(GOAL)
Scan the material that follows. Copy every line containing the word "title".

(MATERIAL FOR THIS EXERCISE)
● ● ● ● ●

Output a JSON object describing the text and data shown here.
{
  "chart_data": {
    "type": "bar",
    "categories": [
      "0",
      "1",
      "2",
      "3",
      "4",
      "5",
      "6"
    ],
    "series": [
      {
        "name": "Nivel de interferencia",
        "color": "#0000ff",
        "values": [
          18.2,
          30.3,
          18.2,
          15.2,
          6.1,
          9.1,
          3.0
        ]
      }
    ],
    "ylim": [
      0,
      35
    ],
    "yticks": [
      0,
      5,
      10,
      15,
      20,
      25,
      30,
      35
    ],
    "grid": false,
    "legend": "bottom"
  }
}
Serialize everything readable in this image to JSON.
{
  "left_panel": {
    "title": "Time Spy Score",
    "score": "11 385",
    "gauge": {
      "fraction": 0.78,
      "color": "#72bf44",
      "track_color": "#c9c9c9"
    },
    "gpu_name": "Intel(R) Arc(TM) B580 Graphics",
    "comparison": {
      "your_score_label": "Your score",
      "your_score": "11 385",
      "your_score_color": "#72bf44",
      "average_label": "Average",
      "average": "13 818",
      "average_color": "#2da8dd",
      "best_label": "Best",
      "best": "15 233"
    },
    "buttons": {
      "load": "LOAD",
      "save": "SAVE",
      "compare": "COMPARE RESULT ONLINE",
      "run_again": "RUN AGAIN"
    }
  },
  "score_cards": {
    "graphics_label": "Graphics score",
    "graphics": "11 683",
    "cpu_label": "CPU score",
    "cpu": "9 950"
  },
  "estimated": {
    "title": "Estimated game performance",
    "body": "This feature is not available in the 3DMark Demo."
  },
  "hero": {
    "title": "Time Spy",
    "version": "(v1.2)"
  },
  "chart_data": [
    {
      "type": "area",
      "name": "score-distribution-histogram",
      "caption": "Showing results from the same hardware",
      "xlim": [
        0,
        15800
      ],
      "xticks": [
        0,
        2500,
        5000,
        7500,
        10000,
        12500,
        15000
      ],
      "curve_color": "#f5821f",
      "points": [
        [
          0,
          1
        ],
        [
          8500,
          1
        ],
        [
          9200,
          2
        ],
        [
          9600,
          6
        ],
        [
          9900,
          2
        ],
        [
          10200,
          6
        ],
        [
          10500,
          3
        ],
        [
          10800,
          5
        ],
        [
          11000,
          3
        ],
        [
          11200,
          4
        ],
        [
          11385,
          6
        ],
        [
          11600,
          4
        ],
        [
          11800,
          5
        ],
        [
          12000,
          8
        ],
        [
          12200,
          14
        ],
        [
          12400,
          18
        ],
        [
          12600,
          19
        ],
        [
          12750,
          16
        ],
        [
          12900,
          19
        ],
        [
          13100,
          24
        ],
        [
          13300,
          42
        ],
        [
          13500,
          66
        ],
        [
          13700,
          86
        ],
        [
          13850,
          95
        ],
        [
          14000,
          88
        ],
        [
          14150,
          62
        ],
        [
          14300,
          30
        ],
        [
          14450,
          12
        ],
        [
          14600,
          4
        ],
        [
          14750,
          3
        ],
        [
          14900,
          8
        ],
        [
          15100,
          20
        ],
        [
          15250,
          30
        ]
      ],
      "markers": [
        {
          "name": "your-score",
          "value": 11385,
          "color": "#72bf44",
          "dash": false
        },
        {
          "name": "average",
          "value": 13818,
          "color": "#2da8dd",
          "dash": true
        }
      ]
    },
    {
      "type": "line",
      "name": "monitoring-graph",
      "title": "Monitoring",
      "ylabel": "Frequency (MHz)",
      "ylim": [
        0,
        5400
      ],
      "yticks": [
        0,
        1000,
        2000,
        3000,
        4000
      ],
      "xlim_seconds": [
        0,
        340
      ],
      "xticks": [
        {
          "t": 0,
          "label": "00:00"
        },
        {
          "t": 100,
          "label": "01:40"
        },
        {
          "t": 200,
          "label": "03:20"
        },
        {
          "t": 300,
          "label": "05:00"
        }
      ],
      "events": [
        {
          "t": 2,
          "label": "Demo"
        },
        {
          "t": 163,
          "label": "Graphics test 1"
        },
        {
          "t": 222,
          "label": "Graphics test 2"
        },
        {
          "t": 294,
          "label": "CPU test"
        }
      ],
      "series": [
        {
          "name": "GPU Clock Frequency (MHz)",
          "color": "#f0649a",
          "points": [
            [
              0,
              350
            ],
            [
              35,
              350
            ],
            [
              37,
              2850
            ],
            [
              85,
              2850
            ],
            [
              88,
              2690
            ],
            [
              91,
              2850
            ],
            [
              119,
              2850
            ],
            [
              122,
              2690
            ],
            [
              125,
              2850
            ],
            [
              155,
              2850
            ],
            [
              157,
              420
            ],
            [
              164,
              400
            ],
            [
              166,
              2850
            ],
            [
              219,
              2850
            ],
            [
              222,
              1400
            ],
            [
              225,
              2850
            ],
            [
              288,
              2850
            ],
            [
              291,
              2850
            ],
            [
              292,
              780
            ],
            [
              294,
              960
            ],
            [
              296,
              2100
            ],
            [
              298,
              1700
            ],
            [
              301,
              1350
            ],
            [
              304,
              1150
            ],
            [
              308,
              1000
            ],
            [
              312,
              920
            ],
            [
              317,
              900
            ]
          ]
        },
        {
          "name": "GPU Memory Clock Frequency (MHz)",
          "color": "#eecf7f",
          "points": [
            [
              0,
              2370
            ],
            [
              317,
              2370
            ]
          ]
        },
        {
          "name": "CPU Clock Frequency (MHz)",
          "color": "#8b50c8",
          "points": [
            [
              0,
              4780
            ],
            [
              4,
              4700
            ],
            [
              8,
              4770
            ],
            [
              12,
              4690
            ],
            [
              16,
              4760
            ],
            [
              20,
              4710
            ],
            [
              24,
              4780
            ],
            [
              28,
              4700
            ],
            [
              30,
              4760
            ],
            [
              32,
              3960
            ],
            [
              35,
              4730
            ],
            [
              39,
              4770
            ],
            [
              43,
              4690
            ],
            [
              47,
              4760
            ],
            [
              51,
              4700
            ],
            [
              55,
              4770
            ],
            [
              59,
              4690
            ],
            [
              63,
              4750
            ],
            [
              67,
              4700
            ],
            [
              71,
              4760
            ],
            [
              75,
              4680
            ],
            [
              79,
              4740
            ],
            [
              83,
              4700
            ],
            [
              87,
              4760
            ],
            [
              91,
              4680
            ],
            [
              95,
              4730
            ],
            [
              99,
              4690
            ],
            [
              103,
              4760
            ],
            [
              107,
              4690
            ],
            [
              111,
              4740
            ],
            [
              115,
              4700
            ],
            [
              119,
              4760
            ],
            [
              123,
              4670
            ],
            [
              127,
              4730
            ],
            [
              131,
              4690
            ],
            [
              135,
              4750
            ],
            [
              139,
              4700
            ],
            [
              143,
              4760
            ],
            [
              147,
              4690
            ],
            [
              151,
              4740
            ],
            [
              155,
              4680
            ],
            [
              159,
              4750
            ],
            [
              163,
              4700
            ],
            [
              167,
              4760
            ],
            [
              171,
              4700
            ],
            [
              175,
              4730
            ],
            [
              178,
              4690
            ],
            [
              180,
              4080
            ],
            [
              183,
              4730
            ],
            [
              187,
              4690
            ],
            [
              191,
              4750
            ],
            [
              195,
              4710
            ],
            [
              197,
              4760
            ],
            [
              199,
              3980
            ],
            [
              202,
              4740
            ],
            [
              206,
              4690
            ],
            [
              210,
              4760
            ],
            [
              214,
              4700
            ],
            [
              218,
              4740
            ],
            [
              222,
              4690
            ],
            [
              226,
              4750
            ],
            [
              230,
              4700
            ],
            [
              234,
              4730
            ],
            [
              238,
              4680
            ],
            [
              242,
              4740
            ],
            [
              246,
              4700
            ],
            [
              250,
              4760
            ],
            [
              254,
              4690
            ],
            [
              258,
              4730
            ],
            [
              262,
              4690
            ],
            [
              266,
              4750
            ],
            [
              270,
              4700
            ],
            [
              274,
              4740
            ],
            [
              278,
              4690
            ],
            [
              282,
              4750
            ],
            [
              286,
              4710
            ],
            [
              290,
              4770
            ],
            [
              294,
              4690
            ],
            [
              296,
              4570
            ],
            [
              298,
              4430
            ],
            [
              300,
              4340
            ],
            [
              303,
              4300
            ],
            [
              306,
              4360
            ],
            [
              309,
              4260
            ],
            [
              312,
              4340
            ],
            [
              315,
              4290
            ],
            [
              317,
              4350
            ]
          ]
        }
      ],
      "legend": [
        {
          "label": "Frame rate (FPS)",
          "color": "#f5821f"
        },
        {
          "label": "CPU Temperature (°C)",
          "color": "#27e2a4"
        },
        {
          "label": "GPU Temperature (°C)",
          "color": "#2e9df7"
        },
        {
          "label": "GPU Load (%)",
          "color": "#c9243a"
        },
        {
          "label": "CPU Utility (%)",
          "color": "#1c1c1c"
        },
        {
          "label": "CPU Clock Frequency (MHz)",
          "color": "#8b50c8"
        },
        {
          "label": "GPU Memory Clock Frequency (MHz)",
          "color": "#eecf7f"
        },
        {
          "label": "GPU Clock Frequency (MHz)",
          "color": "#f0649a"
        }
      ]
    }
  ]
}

● ● ● ● ●

(ANSWER BELOW)
    "title": "Time Spy Score",
    "title": "Estimated game performance",
    "title": "Time Spy",
      "title": "Monitoring",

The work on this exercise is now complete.